* Items listed in a dataset *
_ _ _ _ _

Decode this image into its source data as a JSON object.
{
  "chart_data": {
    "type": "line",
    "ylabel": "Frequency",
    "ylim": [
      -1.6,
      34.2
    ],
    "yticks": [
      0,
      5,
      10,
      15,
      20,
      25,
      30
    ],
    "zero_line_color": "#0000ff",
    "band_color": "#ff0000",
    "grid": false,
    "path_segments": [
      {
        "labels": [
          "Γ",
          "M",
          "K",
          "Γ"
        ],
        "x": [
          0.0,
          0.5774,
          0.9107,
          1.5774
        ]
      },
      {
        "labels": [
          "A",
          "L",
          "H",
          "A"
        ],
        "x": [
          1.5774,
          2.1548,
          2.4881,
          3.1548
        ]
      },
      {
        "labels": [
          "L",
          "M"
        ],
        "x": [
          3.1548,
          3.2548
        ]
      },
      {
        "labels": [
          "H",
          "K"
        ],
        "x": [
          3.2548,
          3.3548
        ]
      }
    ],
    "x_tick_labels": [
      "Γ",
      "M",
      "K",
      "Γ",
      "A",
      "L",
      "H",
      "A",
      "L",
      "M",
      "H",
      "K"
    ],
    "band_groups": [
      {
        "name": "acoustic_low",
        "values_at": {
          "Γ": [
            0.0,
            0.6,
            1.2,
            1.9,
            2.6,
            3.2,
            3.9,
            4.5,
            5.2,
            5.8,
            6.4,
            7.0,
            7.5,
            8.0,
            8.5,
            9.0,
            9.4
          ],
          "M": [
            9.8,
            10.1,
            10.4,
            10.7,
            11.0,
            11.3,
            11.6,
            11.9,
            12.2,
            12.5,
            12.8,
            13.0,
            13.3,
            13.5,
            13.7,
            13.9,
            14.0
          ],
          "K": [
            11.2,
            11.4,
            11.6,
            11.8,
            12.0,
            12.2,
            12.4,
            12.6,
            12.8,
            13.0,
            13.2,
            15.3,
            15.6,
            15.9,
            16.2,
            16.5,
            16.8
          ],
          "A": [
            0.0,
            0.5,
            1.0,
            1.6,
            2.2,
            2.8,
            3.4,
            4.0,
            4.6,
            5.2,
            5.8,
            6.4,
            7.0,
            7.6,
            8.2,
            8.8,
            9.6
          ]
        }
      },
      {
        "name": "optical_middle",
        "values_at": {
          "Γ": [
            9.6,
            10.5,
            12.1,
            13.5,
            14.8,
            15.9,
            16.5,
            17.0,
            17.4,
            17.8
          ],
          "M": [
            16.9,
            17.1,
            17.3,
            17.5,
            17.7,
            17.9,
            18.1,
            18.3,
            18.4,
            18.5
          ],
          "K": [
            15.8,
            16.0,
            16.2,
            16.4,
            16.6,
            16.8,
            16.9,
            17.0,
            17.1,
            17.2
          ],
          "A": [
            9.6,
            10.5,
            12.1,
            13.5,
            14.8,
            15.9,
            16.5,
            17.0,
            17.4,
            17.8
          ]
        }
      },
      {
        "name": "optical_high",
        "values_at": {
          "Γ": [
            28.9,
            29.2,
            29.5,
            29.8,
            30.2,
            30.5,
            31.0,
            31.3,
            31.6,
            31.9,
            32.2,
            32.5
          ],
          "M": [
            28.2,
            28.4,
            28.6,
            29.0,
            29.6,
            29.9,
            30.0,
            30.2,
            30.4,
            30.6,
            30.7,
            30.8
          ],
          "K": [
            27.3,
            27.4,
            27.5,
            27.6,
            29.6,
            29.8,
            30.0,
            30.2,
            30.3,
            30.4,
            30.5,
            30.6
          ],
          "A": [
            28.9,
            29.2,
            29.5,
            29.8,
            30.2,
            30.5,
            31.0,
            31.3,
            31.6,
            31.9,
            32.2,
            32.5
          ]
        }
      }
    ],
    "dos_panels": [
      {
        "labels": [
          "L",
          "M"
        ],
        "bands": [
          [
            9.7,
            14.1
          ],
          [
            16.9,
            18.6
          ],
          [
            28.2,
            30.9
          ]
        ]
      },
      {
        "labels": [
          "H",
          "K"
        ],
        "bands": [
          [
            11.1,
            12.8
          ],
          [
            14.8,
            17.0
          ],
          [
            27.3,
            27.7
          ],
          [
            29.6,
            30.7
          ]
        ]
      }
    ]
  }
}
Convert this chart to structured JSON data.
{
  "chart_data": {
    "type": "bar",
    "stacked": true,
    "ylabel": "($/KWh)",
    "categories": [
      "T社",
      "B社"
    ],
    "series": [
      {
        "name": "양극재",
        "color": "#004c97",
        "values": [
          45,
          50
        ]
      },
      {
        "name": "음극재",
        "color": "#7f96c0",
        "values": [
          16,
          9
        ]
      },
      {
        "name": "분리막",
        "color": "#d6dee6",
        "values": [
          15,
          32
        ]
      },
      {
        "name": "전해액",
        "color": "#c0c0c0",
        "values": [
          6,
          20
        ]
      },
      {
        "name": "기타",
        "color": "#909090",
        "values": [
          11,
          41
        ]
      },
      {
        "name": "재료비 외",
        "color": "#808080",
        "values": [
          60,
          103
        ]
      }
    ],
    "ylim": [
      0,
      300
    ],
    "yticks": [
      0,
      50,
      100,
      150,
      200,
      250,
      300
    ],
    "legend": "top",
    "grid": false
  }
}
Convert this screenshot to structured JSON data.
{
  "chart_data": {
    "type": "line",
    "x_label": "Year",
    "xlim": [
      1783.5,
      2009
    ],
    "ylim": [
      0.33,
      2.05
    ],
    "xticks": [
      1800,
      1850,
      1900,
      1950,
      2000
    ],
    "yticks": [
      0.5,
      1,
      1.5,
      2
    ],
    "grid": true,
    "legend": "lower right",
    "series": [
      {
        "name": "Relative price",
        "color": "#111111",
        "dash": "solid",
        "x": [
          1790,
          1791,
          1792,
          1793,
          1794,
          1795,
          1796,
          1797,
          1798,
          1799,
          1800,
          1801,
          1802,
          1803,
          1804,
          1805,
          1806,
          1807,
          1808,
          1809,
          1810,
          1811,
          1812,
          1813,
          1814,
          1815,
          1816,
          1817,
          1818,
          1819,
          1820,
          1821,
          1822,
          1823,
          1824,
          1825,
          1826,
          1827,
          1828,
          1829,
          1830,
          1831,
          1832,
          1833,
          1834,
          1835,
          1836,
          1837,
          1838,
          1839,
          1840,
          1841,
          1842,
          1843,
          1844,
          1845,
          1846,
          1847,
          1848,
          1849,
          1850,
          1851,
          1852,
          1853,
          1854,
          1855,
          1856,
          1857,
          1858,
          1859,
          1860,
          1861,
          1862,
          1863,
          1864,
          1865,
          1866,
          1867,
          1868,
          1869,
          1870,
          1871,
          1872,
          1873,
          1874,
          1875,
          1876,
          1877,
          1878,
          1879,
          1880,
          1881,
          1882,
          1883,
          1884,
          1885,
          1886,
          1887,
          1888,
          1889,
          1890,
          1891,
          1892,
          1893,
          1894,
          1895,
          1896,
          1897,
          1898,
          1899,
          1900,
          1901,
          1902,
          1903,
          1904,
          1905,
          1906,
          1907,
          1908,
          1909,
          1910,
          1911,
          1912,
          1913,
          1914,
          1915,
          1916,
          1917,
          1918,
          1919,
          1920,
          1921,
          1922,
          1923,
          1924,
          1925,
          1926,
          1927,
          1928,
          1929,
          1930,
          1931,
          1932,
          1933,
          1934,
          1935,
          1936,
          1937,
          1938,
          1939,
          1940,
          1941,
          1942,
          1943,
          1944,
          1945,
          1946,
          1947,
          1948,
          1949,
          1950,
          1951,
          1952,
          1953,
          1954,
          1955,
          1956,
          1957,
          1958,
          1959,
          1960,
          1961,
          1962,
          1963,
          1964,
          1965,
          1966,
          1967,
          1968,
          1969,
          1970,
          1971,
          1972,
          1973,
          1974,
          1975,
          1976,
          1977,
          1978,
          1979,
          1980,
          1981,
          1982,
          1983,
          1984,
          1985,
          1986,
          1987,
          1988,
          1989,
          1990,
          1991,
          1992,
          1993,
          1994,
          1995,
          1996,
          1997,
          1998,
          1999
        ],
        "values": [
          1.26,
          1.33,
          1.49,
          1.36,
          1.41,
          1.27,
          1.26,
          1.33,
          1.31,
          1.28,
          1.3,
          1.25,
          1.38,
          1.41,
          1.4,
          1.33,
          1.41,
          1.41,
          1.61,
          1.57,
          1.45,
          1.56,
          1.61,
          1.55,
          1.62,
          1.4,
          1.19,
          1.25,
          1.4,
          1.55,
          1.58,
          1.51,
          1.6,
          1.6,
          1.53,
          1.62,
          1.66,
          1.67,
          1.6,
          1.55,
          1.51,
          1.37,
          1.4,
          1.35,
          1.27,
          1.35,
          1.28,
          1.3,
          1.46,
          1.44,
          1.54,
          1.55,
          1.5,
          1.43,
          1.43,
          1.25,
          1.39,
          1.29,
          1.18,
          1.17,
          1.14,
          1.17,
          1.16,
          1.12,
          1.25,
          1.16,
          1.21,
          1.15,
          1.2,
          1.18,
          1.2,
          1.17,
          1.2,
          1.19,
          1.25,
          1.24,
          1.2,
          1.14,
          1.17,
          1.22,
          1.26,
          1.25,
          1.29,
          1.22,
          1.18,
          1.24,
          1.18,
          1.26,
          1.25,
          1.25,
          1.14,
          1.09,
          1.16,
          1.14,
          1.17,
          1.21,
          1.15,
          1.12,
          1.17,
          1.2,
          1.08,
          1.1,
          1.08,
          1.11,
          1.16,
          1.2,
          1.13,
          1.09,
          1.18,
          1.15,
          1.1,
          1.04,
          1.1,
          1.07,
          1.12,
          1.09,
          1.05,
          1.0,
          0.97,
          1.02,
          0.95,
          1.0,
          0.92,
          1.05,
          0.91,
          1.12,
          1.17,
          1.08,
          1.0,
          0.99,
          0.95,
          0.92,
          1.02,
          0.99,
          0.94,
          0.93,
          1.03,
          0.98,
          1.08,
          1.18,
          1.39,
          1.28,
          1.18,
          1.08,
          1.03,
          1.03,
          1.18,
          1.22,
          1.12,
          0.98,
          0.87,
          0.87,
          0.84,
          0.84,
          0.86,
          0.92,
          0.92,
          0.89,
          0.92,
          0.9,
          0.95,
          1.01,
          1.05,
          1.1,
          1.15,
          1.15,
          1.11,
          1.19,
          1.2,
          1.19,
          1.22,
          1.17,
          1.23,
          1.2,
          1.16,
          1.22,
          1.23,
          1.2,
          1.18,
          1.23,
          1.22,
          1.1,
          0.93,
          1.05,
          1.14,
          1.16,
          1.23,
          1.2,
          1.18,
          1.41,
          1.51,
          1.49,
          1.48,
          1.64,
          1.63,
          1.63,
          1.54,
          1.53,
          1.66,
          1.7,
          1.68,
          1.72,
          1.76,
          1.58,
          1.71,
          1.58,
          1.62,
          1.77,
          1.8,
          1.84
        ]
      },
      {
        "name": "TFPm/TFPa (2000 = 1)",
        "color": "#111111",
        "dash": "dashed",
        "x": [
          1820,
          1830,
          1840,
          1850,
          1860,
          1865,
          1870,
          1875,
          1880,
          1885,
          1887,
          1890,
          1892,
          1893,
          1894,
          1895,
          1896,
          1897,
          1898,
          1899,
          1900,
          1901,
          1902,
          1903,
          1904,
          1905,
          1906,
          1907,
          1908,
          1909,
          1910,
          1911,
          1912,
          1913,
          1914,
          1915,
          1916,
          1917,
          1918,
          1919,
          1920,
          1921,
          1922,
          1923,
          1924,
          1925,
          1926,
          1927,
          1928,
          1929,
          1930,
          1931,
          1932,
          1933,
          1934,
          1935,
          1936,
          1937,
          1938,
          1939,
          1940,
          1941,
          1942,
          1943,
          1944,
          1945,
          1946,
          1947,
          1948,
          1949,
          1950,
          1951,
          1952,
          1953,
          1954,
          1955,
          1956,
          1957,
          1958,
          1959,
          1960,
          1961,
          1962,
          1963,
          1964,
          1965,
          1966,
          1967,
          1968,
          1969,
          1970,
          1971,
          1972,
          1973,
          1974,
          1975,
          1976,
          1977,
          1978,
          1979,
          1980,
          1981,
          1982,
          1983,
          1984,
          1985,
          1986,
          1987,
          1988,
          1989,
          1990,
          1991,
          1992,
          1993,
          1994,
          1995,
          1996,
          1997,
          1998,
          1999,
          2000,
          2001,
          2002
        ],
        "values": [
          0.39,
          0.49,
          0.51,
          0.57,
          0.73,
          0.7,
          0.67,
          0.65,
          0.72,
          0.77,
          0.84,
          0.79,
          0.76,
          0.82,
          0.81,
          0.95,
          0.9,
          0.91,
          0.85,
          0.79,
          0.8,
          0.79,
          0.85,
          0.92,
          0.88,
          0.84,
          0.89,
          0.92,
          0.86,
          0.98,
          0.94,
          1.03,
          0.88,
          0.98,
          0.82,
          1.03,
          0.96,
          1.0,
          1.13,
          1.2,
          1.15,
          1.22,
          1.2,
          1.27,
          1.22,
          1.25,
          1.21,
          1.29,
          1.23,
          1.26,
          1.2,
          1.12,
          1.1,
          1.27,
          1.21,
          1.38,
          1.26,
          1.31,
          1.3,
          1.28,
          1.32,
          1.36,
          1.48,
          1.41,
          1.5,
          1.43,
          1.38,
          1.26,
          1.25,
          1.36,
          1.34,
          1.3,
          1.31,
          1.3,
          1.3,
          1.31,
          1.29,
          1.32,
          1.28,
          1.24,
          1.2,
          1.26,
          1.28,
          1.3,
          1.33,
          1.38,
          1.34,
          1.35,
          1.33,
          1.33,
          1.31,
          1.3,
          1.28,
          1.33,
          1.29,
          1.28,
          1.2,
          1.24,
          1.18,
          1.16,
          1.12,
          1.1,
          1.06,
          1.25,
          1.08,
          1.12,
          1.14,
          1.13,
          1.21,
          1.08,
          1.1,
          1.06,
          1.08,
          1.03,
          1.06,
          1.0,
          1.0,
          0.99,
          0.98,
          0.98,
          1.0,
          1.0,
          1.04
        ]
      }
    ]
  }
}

_ _ _ _ _

* Objective *
Copy each line above where the string "name" occurs.

* Task response *
        "name": "acoustic_low",
        "name": "optical_middle",
        "name": "optical_high",
        "name": "양극재",
        "name": "음극재",
        "name": "분리막",
        "name": "전해액",
        "name": "기타",
        "name": "재료비 외",
        "name": "Relative price",
        "name": "TFPm/TFPa (2000 = 1)",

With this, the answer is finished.